PAGE EXCERPT:
★ ★ ★

Z-Curve.3.0 Tutorial: Chapter 9

You can find links to the other chapters on the post with Chapter 1.

The code for this chapter can be found on GitHub.
zcurve3.0/Tutorial.R.Script.Chapter9.R at main · UlrichSchimmack/zcurve3.0

This chapter examines the influence of one p-hacking method on z-curve (and p-curve) estimates of power (see Chapter 5 for a previous comparison of z-curve and p-curve). P-hacking is a term for statistical tricks that researchers can use to increase the probability of a significant result. This can be considered desirable when there is a true effect as a significant result avoids a so-called type-II error (failing to reject a false null-hypothesis). However, this argument ignores that p-hacking inflates effect size estimates and increases the risk of rejecting a true null-hypothesis. The replication crisis has shown that p-hacked results often do not replicate. The question is whether such replication failures can be predicted by z-curving p-hacked results.

Chapter 9: The Influence of P-Hacking V1.

There are different p-hacking methods, and they can have different effects on the distribution of z-values and z-curve estimates. It is therefore important to examine them one-by-one. The present study examines a method that was used by Bem (2011) to provide false evidence for time-reversed cognition (knowing something that has not yet happened or studying after an exam improves exam scores). To obtain significant results, he did two things. First, he checked whether studies showed promising trends and abandoned studies that failed to do so. Second, he combined smaller samples into one study (Letter to JPSP). This practice was considered acceptable by the editor of JPSP, implying that it may have been a common strategy to get significant results with low power (Kitayama). I call this approach patchwork sampling. This approach is also more efficient than a similar strategy called optional stopping. Optional stopping implies that researchers continue to collect data until they get a significant result. The problem with this strategy is that it can take many participants to reverse a negative trend in the beginning. It is much more efficient to abandon these samples and focus on samples with the desired trends.

Patchwork sampling is also consistent with the common claim among social psychologists that results are sensitive to small variation in experiments. How would they know this. Well, they do many small studies with small variations. When a study doesn’t show the desired result, the moderator is blamed, and the results can be ignored. However, if two studies show the same trend, the moderator can be ignored, and they can be combined to produce p < .05.

★ ★ ★

WRITTEN TASK:
Continue the z-curve tutorial chapter on p-hacking, starting right after its last sentence, the one ending "combined to produce p < .05."

★ ★ ★

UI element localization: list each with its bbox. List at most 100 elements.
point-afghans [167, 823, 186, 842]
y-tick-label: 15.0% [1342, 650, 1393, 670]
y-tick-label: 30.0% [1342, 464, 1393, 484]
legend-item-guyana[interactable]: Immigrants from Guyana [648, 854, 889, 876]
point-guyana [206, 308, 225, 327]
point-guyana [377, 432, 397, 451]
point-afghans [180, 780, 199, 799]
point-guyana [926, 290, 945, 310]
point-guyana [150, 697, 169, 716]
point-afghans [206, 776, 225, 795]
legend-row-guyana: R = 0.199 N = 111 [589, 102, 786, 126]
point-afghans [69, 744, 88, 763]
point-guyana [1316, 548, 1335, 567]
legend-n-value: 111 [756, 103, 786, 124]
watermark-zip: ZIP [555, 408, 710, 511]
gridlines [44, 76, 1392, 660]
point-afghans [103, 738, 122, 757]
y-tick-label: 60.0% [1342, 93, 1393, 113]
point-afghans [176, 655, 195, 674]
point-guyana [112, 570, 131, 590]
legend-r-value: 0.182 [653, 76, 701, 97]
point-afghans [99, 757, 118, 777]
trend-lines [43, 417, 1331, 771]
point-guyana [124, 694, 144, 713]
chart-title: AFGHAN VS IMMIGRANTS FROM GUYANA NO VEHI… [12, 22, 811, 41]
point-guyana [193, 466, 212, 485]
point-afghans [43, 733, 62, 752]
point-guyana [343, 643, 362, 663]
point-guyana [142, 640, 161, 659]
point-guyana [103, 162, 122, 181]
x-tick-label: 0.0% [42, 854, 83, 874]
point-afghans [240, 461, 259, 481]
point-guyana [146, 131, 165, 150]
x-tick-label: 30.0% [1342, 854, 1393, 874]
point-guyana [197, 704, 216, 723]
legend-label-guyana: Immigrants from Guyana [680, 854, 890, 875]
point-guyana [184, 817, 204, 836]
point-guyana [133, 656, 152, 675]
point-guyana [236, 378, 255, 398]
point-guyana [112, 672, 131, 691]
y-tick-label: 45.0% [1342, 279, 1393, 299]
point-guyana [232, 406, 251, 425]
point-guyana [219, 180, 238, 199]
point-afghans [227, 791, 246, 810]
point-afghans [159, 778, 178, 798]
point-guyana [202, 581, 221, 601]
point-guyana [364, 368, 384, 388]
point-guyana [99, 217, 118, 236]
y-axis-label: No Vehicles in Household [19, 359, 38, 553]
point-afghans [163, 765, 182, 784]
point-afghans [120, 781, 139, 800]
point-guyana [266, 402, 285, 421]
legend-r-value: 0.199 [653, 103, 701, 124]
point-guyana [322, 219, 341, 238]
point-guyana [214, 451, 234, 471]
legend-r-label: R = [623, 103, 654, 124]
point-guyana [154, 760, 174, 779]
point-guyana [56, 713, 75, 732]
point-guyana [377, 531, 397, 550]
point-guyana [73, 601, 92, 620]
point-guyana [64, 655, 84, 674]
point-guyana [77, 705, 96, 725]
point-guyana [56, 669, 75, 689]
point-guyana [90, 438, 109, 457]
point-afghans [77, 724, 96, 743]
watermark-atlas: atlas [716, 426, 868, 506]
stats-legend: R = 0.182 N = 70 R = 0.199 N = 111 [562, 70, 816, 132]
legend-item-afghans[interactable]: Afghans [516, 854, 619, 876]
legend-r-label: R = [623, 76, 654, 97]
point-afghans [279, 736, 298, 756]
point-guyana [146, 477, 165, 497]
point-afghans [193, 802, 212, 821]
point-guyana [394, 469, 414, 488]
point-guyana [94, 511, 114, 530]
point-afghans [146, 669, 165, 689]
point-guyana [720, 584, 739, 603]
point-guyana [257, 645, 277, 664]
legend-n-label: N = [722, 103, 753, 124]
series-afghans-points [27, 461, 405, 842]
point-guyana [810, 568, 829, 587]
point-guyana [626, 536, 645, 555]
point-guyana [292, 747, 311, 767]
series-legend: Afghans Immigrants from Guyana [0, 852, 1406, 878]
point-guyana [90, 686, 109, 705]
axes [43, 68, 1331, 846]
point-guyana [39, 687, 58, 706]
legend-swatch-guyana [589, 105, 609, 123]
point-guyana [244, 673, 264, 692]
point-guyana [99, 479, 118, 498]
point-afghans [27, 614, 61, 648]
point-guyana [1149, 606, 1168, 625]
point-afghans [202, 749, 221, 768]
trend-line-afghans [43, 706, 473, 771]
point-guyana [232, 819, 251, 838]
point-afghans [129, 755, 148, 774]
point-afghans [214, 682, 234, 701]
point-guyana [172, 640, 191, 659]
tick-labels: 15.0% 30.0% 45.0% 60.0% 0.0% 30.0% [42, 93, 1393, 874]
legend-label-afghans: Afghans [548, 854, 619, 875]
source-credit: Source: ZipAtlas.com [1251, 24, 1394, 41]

★ ★ ★

REPLY TO THE EXERCISE:
The present simulation assumed that researchers conduct up to three studies with small samples. A significant result in a small sample is reported. If they are not significant, two samples are combined which produces another 3 chances to get p < .05. If that fails, all three samples are combined for another test. If none of the tests produce a significant result, the results are not reported.

P-hacking differs from simple selection bias. it is often assumed that p-hacking can be detected with p-curve analyses (Figure 1). A p-curve plot shows the distribution of p-values between 0 and .05. Without a real effect and without p-hacking there are equal frequencies of p-values in the bins from 0 to .01, .01 to .02, … .04 to .05. Some p-hacking methods will produce more p-values close to .05 than .01. This is called a “left-skewed” distribution. Figure 1 shows that p-curve detects patchwork sampling when the studies test a true null-hypothesis (no effect).

It is often overlooked that p-curve does not detect p-hacking when the studies test a true effect even if the effect is small and power is low. Figure 2 shows the p-curve plot with mean effect size d = .2, SD of effect sizes = .4, and n = 15 per group. The simulated data are p-hacked, but the p-curve plot fails to detect p-hacking.

Z-curve 3.0 uses a different approach to detect p-hacking methods that produce too many p-values close to .05. It is possible to fit z-curve to any set of z-values. To test for p-hacking, z-curve is fitted to z-values greater than 2.8 (p = .005). The model then predicts the distribution of z-values in the range between 1.96 (p = .05) and 2.8 (p = .005), and the observed frequency of z-values in this range can be compared to the predicted frequency.

Figure 3 shows the results for the same simulation that was used for the p-curve in Figure 2. The figure shows that there are many more observed (purple bars) than expected (dotted red line) values between 2 and 2.8.

The simulations examine the type-I and type-II error rates of this approach to the detection of p-hacking.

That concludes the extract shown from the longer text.